▶ Requirement:
Retype all material exactly. Pictures stay out of the copy.

▶ Records for processing:
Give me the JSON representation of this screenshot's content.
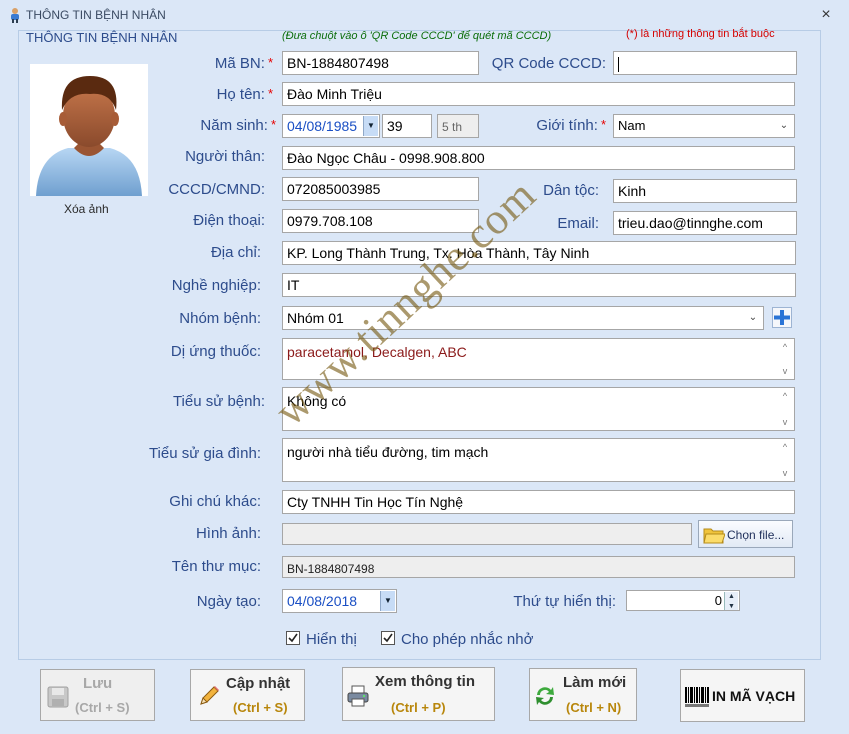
{
  "window": {
    "title": "THÔNG TIN BỆNH NHÂN",
    "close": "×"
  },
  "group_label": "THÔNG TIN BỆNH NHÂN",
  "hint": "(Đưa chuột vào ô 'QR Code CCCD' để quét mã CCCD)",
  "required_hint": "(*) là những thông tin bắt buộc",
  "avatar_caption": "Xóa ảnh",
  "labels": {
    "ma_bn": "Mã BN:",
    "qr_code": "QR Code CCCD:",
    "ho_ten": "Họ tên:",
    "nam_sinh": "Năm sinh:",
    "gioi_tinh": "Giới tính:",
    "nguoi_than": "Người thân:",
    "cccd": "CCCD/CMND:",
    "dan_toc": "Dân tộc:",
    "dien_thoai": "Điện thoại:",
    "email": "Email:",
    "dia_chi": "Địa chỉ:",
    "nghe_nghiep": "Nghề nghiệp:",
    "nhom_benh": "Nhóm bệnh:",
    "di_ung_thuoc": "Dị ứng thuốc:",
    "tieu_su_benh": "Tiểu sử bệnh:",
    "tieu_su_gia_dinh": "Tiểu sử gia đình:",
    "ghi_chu_khac": "Ghi chú khác:",
    "hinh_anh": "Hình ảnh:",
    "ten_thu_muc": "Tên thư mục:",
    "ngay_tao": "Ngày tạo:",
    "thu_tu_hien_thi": "Thứ tự hiển thị:"
  },
  "required_mark": "*",
  "fields": {
    "ma_bn": "BN-1884807498",
    "qr_code": "",
    "ho_ten": "Đào Minh Triệu",
    "nam_sinh": "04/08/1985",
    "tuoi": "39",
    "tuoi_thang": "5 th",
    "gioi_tinh": "Nam",
    "nguoi_than": "Đào Ngọc Châu -  0998.908.800",
    "cccd": "072085003985",
    "dan_toc": "Kinh",
    "dien_thoai": "0979.708.108",
    "email": "trieu.dao@tinnghe.com",
    "dia_chi": "KP. Long Thành Trung, Tx. Hòa Thành, Tây Ninh",
    "nghe_nghiep": "IT",
    "nhom_benh": "Nhóm 01",
    "di_ung_thuoc": "paracetamol, Decalgen, ABC",
    "tieu_su_benh": "Không có",
    "tieu_su_gia_dinh": "người nhà tiểu đường, tim mạch",
    "ghi_chu_khac": "Cty TNHH Tin Học Tín Nghệ",
    "hinh_anh": "",
    "ten_thu_muc": "BN-1884807498",
    "ngay_tao": "04/08/2018",
    "thu_tu_hien_thi": "0"
  },
  "choose_file": "Chọn file...",
  "checkboxes": {
    "hien_thi": {
      "label": "Hiển thị",
      "checked": true
    },
    "nhac_nho": {
      "label": "Cho phép nhắc nhở",
      "checked": true
    }
  },
  "buttons": {
    "luu": {
      "label": "Lưu",
      "shortcut": "(Ctrl + S)"
    },
    "cap_nhat": {
      "label": "Cập nhật",
      "shortcut": "(Ctrl + S)"
    },
    "xem_thong_tin": {
      "label": "Xem thông tin",
      "shortcut": "(Ctrl + P)"
    },
    "lam_moi": {
      "label": "Làm mới",
      "shortcut": "(Ctrl + N)"
    },
    "in_ma_vach": {
      "label": "IN MÃ VẠCH"
    }
  },
  "watermark": "www.tinnghe.com",
  "colors": {
    "label": "#2d4c8c",
    "required": "#e60000",
    "hint": "#0a6d0a",
    "shortcut": "#b8860b",
    "allergy_text": "#8b1a1a"
  }
}
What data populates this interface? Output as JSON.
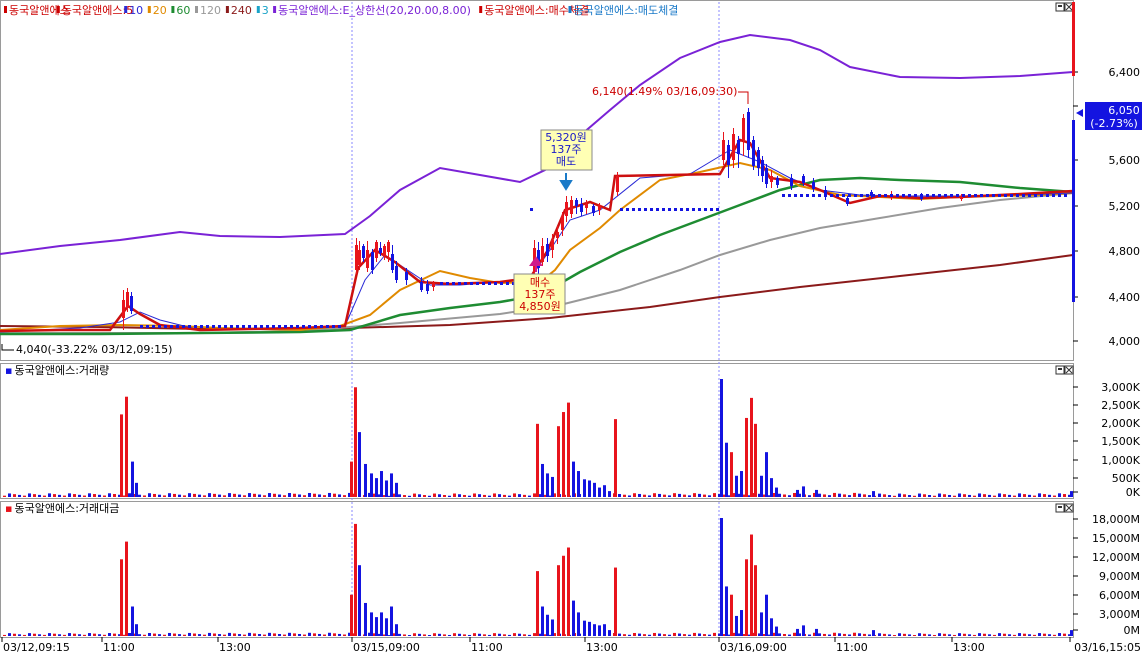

▶ Task answer:
Give me the JSON representation of this screenshot's content.
{
  "window": {
    "title": "THÔNG TIN BỆNH NHÂN",
    "close": "×"
  },
  "group_label": "THÔNG TIN BỆNH NHÂN",
  "hint": "(Đưa chuột vào ô 'QR Code CCCD' để quét mã CCCD)",
  "required_hint": "(*) là những thông tin bắt buộc",
  "avatar_caption": "Xóa ảnh",
  "labels": {
    "ma_bn": "Mã BN:",
    "qr_code": "QR Code CCCD:",
    "ho_ten": "Họ tên:",
    "nam_sinh": "Năm sinh:",
    "gioi_tinh": "Giới tính:",
    "nguoi_than": "Người thân:",
    "cccd": "CCCD/CMND:",
    "dan_toc": "Dân tộc:",
    "dien_thoai": "Điện thoại:",
    "email": "Email:",
    "dia_chi": "Địa chỉ:",
    "nghe_nghiep": "Nghề nghiệp:",
    "nhom_benh": "Nhóm bệnh:",
    "di_ung_thuoc": "Dị ứng thuốc:",
    "tieu_su_benh": "Tiểu sử bệnh:",
    "tieu_su_gia_dinh": "Tiểu sử gia đình:",
    "ghi_chu_khac": "Ghi chú khác:",
    "hinh_anh": "Hình ảnh:",
    "ten_thu_muc": "Tên thư mục:",
    "ngay_tao": "Ngày tạo:",
    "thu_tu_hien_thi": "Thứ tự hiển thị:"
  },
  "required_mark": "*",
  "fields": {
    "ma_bn": "BN-1884807498",
    "qr_code": "",
    "ho_ten": "Đào Minh Triệu",
    "nam_sinh": "04/08/1985",
    "tuoi": "39",
    "tuoi_thang": "5 th",
    "gioi_tinh": "Nam",
    "nguoi_than": "Đào Ngọc Châu -  0998.908.800",
    "cccd": "072085003985",
    "dan_toc": "Kinh",
    "dien_thoai": "0979.708.108",
    "email": "trieu.dao@tinnghe.com",
    "dia_chi": "KP. Long Thành Trung, Tx. Hòa Thành, Tây Ninh",
    "nghe_nghiep": "IT",
    "nhom_benh": "Nhóm 01",
    "di_ung_thuoc": "paracetamol, Decalgen, ABC",
    "tieu_su_benh": "Không có",
    "tieu_su_gia_dinh": "người nhà tiểu đường, tim mạch",
    "ghi_chu_khac": "Cty TNHH Tin Học Tín Nghệ",
    "hinh_anh": "",
    "ten_thu_muc": "BN-1884807498",
    "ngay_tao": "04/08/2018",
    "thu_tu_hien_thi": "0"
  },
  "choose_file": "Chọn file...",
  "checkboxes": {
    "hien_thi": {
      "label": "Hiển thị",
      "checked": true
    },
    "nhac_nho": {
      "label": "Cho phép nhắc nhở",
      "checked": true
    }
  },
  "buttons": {
    "luu": {
      "label": "Lưu",
      "shortcut": "(Ctrl + S)"
    },
    "cap_nhat": {
      "label": "Cập nhật",
      "shortcut": "(Ctrl + S)"
    },
    "xem_thong_tin": {
      "label": "Xem thông tin",
      "shortcut": "(Ctrl + P)"
    },
    "lam_moi": {
      "label": "Làm mới",
      "shortcut": "(Ctrl + N)"
    },
    "in_ma_vach": {
      "label": "IN MÃ VẠCH"
    }
  },
  "watermark": "www.tinnghe.com",
  "colors": {
    "label": "#2d4c8c",
    "required": "#e60000",
    "hint": "#0a6d0a",
    "shortcut": "#b8860b",
    "allergy_text": "#8b1a1a"
  }
}
What data populates this interface? Output as JSON.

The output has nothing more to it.